**SELECTED TEXT:**
►

Real Estate Market, Web-Scrapping and EDA using Python

Published in

Analytics Vidhya

9 min readMar 7, 2021

In this guide we will have a look at the property market of Tirana, Albania. The article will present a guide of web-scrapping using python and to perform exploratory data analysis, thus extracting valuable insights from raw data.

About 5520 Apartments’ (On sale and for rent) data were extracted from Century21’s website. These data are property of Century21st and can only be taken with authorization (which I have), the purpose of this study is purely educative so please make an ethical use of this guide and always ask for authorization when scrapping data from other websites.

You are not a drop in the ocean. You are the entire ocean, in a drop. Rumi

Data Acquisition

Before we start the web-scrapping process, lets have a quick look at the website from which apartments’ data will be extracted. It can be found here. We are interested for property type “Apartment” and city “Tirana”. After applying the filters the properties are shown as below 12 properties for each page, there are 460 pages (until now) and we will go through each of them using a python script to extract the data.

Below are outlined the information that needs to be extracted for each apartment (if it exists). We will demonstrate the process of extracting this information for one single property and then present the code which goes through all properties on all pages (460*12 = 5520 Apartments).

**The desired information for each Property**

Imports

# Requests is an elegant and simple HTTP library for Python
import requests
# pandas is a powerful open source data analysis tool
import pandas as pd 
# Beautiful Soup is a library for Data Scrapping
from bs4 import BeautifulSoup
# tqdm package to have a progressive bar during data extraction
from tqdm import tqdm
# Numpy is a package for scientific computing of arrays
import numpy as np
# A module which contains statistical functions
from scipy import stats
# Opens the passed URL in a browser
import webbrowser
# String Manipulation
import re# Plotting Packages
import matplotlib.pyplot as plt
from pyecharts.charts import Bar
from pyecharts import options as opts
import seaborn as sns

Web-Scrapping

First we go to the webpage and right-click > inspect, to display the source code. Move the cursor across the page elements and locate the property element which contains our data, it has a class of “col-lg-3 col-md-4 property”.

**Inspect Element to Discover Class of Property Element**

Now to get that source code of this property element we pass the link of the webpage in requests, and make sure you also pass these headers. Then, the content (r contains the source code of the whole page) is passed to BeautifulSoup while we specify the element “div” and class “col-lg-3 col-md-4 property”, thus creating properties, a list which contains the source code of each property element. We can very it by printing the length of the list and content of the first element.

◄

Pick up the real estate scraping guide after its last sentence and write how it continues. The rows that come next are separate material, unrelated to the real estate scraping guide.

**EXTRACTED ENTRIES:**
►

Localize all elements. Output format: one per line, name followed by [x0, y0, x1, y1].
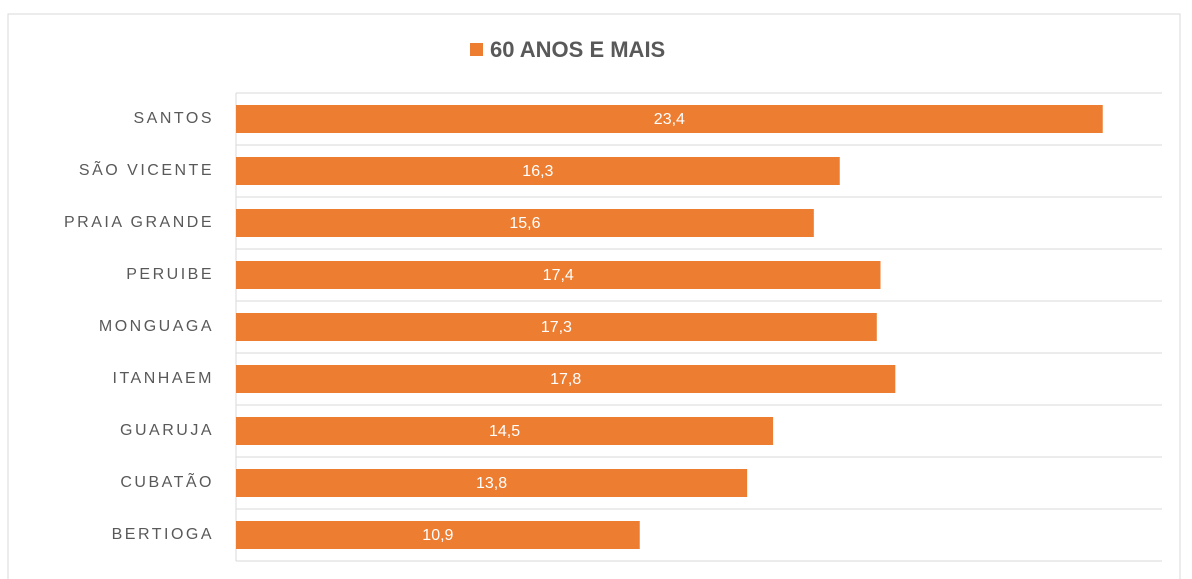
y-tick-label: SÃO VICENTE: [79, 159, 214, 179]
y-tick-label: BERTIOGA: [112, 526, 214, 543]
legend-swatch: [470, 43, 483, 56]
data-label: 13,8: [476, 475, 507, 492]
legend-label: 60 ANOS E MAIS: [490, 37, 665, 62]
y-tick-label: MONGUAGA: [99, 318, 214, 335]
bar: [236, 521, 640, 549]
data-label: 17,4: [543, 267, 574, 284]
y-tick-label: CUBATÃO: [120, 471, 214, 491]
bar: [236, 261, 881, 289]
y-tick-label: PERUIBE: [126, 266, 214, 283]
bar: [236, 313, 877, 341]
bar: [236, 417, 774, 445]
data-label: 23,4: [654, 111, 685, 128]
bar: [236, 469, 748, 497]
data-label: 17,8: [550, 371, 581, 388]
y-tick-label: SANTOS: [134, 110, 215, 127]
y-tick-label: PRAIA GRANDE: [64, 214, 214, 231]
bar: [236, 105, 1103, 133]
y-tick-label: ITANHAEM: [113, 370, 214, 387]
data-label: 10,9: [422, 527, 453, 544]
data-label: 14,5: [489, 423, 520, 440]
data-label: 17,3: [541, 319, 572, 336]
bar: [236, 365, 896, 393]
bar: [236, 157, 840, 185]
data-label: 15,6: [509, 215, 540, 232]
y-tick-label: GUARUJA: [120, 422, 214, 439]
data-label: 16,3: [522, 163, 553, 180]
bar: [236, 209, 814, 237]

◄

**RESULT FOR THIS TASK:**
r = requests.get(f"https://www.century21albania.com/en/properties? display=grid&type=Apartment&city=Tirana&page=1", 
                  headers={'User-agent': 'Mozilla/5.0 
                           (X11; Ubuntu; 
                            Linux x86_64; rv:61.0)   
                            Gecko/20100101 Firefox/61.0'})properties = BeautifulSoup(r.content, "html.parser").find_all("div", {"class":"col-lg-3 col-md-4 property"})

**Source code corresponding to the first property on the list**

Above is shown part of the code corresponding to the first property of the list, while there are some highlighted elements, like the Property URL, Price, Title and Address of the card. Lets extract this info:

**Extracts Property URL, Price, Title and Address**

We first, create a empty list to store the desired information, then we loop through the properties list which was previously created and extract the information by feeding the appropriate class names on the find method. For instance to extract the URL, we find all HTML elements of type link “a” and get the second element as the second link corresponds to the specific property element. Similarly we locate the price element class=”text-primary mb-2", title element using class=”card-title" and address element using “class=card-subtitle mt-1 mb-0 text-muted” , then we extract the text of these paragraphs. Using try-except will prevent error if case of missing information.

Now, to get the rest of the information we have to go to the each particular property webpage using the Property URL that we got earlier. For instance for this property, we will extract the agents’ information: Seller (name), Email and Phone number, under the card with “class=card card-list”.

And for each property we will extract the given detailed information Gross Area, Interior Area, Bedrooms, Baths, Type, Status, Availability, Website Views, Documentation, Living Rooms, Floor and Land Area, on this section under the “class=card-body col-md-12”.

Below is the whole script which enables us to move from page 1 to 460 and for each page extract the information for 12 properties. First we get the property card element, then the property URL, we move to that URL and extract the agents’ information and the detailed property features. Then we extract the price, title and address from the main page. We use tqdm package to visualize the for loop with a progress bar, it takes a bit more than one hour to finish. We put the data in DataFrame.

We put the data on a DataFrame and it looks like this:

# Convert the list of uneven dictionaries to Pandas Dataframe
df = pd.DataFrame.from_records(all_properties)

Rename the columns according to good practices and now we are ready to start with the cleaning and exploratory data analysis.

EDA and Cleaning

Property URL

Agent

We can see that there are 210 unique agents of the company. We can visualize the top 20 agents by their number of properties. The top agent has 149 properties on the platform for sale or rent.

**Top 20 Agents by number of Properties**

Email

Email Field as you can see in the DataFrame is encrypted. This is because they are of a class=”cf_email” Which Means emails are CloudFlare Protected. We need to apply a decryption function as follows:

Phone Number

# To convert the data to uniform format we remove the '+' sign
df['phone'] = df['phone'].str.replace('+','')

Price

We need to remove the extra symbols and convert the amount from string to integer.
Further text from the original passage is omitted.